» Work to complete: Check every line for the word "Projects" and give the number of lines where it occurs, nothing else.

════════════════════

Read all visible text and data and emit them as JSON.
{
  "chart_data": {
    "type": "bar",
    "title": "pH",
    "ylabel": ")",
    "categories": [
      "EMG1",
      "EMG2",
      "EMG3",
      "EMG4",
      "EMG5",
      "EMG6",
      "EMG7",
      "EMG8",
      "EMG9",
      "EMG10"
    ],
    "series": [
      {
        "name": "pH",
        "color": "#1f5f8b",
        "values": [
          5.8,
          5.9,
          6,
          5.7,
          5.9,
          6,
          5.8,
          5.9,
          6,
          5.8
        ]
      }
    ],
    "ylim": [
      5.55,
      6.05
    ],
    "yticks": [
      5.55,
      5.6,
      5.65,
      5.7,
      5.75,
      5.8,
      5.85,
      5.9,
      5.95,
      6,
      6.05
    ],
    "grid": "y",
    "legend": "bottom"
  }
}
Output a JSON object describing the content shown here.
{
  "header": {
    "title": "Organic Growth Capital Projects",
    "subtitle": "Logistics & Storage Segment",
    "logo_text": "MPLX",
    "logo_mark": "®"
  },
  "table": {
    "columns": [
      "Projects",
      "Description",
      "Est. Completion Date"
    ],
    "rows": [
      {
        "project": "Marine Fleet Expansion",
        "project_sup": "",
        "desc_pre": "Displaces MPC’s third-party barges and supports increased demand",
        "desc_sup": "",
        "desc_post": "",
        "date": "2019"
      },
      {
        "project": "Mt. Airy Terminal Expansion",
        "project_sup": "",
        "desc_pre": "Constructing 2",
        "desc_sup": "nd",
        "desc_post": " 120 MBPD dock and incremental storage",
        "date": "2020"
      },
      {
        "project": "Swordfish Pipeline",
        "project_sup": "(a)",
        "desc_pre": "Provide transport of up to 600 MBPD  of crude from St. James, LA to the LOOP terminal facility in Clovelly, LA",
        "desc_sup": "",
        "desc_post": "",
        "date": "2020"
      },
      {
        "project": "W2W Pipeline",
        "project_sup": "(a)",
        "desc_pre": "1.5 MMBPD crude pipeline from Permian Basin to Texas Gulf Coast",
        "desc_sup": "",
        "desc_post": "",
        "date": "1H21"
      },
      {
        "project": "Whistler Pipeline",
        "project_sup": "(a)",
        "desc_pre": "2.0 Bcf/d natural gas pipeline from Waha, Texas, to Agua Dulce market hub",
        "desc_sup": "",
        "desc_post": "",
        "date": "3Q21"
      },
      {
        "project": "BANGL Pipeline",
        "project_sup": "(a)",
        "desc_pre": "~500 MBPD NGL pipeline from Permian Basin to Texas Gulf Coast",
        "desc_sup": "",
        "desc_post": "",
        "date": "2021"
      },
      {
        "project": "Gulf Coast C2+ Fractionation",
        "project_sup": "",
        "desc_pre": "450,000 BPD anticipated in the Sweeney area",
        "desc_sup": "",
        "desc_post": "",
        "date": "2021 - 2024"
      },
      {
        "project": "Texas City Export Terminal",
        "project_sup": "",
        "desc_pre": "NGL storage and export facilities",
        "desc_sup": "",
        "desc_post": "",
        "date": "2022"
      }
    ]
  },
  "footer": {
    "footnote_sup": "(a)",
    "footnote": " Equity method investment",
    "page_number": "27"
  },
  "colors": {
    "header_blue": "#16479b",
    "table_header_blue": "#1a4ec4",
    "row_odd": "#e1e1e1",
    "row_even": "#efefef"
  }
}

════════════════════

» Completed exercise: 2